* [Exercise] Check each line of the data for "this" and select those that have it.

* [Records from a dataset]

'''

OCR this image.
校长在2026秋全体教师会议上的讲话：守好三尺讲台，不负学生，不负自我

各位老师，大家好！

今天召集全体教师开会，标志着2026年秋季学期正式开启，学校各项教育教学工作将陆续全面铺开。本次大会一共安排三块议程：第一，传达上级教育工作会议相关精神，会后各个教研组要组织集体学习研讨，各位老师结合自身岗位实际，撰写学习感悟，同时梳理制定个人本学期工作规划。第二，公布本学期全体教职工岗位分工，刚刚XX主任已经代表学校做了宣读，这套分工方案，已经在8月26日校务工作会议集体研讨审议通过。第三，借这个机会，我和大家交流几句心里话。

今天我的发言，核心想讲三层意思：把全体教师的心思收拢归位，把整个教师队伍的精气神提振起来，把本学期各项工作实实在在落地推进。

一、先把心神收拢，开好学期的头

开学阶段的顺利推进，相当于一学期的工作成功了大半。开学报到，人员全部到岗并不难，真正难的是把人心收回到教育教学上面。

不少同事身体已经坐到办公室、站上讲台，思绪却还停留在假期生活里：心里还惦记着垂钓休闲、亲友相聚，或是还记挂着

'''
'''

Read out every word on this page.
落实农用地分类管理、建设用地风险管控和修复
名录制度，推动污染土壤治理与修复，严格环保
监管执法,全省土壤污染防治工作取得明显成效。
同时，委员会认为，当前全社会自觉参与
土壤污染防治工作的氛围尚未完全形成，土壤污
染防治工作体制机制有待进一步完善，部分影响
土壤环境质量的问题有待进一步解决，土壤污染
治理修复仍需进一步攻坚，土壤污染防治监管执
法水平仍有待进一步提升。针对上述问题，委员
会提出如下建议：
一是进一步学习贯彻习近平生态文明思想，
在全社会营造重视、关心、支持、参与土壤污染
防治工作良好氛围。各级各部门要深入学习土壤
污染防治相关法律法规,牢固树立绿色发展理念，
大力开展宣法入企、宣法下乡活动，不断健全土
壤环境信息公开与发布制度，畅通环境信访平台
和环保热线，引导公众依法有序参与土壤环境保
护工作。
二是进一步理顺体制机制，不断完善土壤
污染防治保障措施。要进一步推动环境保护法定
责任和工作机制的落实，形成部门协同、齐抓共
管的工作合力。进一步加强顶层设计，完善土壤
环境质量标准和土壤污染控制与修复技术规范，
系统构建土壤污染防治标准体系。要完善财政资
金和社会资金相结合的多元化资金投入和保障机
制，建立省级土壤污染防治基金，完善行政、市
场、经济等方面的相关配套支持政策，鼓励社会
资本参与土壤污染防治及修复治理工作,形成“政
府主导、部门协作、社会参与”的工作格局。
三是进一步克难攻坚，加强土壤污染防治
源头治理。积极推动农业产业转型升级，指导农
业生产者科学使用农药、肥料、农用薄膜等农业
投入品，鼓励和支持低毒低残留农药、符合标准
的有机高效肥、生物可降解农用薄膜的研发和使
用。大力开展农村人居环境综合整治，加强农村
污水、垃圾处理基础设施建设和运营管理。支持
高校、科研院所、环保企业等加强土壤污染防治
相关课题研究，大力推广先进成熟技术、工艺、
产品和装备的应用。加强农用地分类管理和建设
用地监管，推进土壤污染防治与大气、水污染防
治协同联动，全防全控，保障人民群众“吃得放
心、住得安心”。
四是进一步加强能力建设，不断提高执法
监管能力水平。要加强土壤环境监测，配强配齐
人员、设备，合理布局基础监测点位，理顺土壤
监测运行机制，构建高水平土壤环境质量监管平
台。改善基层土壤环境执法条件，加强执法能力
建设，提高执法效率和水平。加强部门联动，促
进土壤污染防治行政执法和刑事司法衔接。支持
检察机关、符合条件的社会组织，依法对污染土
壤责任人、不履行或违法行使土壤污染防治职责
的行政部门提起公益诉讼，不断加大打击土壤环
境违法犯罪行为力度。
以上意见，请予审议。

'''

* [Finished task]
OCR this image.
Read out every word on this page.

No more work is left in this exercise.